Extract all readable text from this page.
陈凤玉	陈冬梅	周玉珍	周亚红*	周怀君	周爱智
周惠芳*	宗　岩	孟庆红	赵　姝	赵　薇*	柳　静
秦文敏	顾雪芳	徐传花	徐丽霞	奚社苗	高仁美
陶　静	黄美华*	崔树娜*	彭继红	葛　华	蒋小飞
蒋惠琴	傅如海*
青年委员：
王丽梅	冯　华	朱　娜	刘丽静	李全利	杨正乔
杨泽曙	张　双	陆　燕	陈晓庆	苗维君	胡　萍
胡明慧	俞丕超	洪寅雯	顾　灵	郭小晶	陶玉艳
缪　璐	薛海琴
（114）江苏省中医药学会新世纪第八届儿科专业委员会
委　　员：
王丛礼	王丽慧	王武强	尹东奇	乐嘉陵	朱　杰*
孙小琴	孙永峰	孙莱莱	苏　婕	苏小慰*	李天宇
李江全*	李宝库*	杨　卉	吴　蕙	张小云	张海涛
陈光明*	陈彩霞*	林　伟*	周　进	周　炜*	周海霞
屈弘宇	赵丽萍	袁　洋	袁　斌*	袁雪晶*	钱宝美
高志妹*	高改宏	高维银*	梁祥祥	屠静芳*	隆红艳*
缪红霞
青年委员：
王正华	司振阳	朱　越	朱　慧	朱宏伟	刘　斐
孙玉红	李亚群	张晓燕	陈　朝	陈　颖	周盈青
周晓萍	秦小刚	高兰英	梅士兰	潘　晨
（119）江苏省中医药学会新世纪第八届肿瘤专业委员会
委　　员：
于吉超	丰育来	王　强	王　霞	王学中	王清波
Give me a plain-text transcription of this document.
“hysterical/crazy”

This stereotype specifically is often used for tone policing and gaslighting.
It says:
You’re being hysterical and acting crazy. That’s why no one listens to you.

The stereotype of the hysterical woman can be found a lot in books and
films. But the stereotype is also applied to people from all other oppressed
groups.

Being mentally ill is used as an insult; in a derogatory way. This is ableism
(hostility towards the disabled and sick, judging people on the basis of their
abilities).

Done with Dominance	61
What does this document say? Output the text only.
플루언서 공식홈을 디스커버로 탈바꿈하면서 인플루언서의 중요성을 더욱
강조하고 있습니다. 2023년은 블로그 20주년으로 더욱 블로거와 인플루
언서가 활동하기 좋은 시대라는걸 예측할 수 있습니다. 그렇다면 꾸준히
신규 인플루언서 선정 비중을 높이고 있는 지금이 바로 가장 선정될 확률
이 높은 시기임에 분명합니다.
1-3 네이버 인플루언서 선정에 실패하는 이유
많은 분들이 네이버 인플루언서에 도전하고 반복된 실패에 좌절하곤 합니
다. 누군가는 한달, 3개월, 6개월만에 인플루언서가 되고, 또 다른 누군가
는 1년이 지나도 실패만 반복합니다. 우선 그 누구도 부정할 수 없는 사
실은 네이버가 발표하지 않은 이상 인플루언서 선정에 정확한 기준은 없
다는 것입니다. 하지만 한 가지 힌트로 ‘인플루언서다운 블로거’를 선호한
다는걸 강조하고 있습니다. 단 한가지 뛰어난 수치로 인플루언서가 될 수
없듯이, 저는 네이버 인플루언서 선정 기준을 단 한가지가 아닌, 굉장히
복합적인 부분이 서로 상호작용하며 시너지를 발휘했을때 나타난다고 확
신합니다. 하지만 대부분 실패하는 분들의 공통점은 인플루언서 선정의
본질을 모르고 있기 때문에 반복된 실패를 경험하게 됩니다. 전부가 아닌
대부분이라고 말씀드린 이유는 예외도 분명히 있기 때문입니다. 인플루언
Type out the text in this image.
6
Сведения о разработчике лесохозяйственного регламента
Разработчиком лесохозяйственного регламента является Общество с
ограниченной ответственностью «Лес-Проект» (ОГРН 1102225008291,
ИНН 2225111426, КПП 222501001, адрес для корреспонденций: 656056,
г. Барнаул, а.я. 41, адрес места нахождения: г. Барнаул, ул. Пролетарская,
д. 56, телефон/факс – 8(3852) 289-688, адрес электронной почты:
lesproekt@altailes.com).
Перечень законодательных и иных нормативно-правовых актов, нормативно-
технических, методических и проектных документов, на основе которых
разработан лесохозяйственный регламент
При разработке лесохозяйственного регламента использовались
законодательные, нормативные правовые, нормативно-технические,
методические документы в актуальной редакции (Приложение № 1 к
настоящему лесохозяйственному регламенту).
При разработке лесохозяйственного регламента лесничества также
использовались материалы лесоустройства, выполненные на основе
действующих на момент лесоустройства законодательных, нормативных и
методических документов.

What the task requires — Pull out and copy each line containing the string "used".

Full answer —
This stereotype specifically is often used for tone policing and gaslighting.
Being mentally ill is used as an insult; in a derogatory way. This is ableism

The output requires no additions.